[Stored data]
────────────────

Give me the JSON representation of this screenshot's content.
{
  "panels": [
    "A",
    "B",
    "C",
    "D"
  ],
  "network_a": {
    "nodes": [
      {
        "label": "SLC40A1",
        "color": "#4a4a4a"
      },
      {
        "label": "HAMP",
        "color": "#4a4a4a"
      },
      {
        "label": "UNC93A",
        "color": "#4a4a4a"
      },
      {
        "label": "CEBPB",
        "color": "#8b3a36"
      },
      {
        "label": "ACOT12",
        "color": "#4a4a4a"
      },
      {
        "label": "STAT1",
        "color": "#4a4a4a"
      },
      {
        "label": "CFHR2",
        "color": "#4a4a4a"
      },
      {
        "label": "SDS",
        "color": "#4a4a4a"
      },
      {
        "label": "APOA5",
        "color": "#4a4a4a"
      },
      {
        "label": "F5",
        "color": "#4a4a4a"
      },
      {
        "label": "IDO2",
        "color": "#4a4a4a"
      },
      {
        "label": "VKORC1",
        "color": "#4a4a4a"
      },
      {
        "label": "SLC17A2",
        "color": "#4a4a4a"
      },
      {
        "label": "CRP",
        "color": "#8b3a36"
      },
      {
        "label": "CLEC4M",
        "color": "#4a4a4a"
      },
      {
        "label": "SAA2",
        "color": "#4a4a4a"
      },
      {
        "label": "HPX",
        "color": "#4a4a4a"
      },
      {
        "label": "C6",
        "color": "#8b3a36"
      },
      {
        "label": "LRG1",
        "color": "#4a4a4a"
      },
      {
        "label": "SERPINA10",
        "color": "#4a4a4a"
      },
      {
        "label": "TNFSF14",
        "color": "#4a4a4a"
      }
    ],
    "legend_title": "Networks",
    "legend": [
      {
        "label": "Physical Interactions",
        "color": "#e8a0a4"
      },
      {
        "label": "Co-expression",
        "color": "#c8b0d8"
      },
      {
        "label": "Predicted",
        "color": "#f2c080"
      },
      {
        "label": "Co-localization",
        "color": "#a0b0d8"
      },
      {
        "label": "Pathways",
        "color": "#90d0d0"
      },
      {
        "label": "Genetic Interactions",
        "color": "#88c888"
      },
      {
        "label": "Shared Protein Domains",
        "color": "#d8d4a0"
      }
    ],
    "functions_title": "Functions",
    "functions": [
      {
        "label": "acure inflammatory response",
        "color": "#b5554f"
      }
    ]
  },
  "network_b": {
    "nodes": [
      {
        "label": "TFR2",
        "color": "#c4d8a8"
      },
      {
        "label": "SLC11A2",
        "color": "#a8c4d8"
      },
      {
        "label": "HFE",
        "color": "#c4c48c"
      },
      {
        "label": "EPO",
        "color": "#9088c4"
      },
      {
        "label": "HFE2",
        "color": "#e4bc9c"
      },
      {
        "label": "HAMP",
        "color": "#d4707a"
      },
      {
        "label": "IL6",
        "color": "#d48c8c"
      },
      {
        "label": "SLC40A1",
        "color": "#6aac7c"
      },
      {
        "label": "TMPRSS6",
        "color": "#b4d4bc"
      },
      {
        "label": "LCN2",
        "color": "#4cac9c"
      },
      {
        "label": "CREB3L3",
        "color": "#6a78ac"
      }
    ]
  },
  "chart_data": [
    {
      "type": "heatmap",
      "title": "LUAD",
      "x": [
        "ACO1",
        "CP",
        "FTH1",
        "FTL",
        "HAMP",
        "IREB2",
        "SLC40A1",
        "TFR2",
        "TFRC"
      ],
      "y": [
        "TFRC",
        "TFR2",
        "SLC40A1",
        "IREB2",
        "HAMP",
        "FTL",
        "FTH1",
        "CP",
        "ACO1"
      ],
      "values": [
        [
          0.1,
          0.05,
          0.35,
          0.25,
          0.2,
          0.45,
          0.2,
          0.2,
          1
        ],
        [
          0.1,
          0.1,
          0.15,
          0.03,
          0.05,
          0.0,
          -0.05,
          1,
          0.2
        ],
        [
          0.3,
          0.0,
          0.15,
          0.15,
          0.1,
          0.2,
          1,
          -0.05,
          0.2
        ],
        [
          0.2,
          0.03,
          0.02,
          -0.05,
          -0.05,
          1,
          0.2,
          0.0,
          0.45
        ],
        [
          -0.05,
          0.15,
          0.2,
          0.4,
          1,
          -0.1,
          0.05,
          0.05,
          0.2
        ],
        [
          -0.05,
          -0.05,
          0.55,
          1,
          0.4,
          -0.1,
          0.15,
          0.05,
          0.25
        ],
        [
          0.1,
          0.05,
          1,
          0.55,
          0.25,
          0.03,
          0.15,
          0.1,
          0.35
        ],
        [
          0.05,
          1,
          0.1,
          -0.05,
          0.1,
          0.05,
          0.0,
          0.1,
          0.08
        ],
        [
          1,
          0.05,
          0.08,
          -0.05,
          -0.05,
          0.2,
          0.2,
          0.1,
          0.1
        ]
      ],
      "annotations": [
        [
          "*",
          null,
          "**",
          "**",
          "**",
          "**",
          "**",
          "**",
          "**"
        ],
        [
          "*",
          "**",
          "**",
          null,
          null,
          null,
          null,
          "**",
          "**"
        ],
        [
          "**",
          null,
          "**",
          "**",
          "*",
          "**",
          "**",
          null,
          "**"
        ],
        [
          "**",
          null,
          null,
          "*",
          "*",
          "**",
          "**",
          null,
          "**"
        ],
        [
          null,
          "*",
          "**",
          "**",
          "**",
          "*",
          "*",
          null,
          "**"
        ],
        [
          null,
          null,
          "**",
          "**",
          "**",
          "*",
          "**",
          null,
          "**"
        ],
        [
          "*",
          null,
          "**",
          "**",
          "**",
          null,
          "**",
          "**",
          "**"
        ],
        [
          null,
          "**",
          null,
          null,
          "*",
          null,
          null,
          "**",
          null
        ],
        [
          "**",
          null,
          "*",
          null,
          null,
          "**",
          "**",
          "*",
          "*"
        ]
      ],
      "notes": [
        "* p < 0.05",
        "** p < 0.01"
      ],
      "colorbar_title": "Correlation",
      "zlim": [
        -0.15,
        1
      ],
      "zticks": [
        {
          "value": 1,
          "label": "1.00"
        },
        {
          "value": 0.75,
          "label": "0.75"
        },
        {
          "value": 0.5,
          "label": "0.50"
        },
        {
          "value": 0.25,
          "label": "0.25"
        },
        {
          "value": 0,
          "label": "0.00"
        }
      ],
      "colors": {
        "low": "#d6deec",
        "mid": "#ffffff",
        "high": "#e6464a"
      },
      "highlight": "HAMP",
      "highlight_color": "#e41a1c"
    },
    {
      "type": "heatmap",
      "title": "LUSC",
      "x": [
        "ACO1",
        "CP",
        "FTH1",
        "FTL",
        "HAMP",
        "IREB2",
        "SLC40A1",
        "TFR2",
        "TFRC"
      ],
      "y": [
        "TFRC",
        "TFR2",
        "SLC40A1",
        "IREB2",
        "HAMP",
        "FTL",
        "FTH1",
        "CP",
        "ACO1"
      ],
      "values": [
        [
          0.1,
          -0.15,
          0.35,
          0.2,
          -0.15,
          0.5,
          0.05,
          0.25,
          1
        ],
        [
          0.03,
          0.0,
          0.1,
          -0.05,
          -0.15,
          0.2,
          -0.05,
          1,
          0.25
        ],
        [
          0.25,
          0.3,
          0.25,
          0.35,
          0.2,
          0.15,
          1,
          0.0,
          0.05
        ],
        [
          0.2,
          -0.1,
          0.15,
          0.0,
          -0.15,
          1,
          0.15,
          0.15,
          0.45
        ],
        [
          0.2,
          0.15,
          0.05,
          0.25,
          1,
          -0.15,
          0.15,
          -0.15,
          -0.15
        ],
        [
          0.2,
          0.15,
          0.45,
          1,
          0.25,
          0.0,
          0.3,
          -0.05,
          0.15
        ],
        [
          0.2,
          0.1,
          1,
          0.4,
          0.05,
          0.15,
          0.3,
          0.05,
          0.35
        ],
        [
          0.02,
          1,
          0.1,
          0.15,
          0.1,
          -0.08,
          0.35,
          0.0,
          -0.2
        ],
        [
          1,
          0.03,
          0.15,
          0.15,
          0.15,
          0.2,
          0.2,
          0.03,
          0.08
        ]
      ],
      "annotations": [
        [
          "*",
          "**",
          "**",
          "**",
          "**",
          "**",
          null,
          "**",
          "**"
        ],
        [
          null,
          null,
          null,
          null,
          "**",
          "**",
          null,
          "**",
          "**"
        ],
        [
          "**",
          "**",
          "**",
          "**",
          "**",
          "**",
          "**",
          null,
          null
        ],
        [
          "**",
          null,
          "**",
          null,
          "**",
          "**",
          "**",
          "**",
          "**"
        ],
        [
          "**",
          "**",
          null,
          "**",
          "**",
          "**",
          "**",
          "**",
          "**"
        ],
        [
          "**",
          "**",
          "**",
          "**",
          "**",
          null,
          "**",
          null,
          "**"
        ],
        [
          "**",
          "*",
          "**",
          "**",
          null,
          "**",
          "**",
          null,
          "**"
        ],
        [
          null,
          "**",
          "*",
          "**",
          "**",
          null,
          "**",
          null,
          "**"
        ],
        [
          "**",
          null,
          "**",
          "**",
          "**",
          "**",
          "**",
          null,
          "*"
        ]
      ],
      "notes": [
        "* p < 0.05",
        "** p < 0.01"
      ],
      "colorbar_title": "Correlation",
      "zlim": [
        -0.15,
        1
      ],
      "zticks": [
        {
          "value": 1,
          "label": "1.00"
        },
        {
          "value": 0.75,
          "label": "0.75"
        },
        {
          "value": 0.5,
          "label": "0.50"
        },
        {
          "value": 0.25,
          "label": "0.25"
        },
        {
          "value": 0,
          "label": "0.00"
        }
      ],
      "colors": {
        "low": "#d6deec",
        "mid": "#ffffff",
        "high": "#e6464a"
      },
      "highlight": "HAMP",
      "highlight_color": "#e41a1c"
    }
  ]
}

────────────────

TASK -> Find every line in the records that contains the word "Interactions"; copy those lines.

RESPONSE AREA ->
        "label": "Physical Interactions",
        "label": "Genetic Interactions",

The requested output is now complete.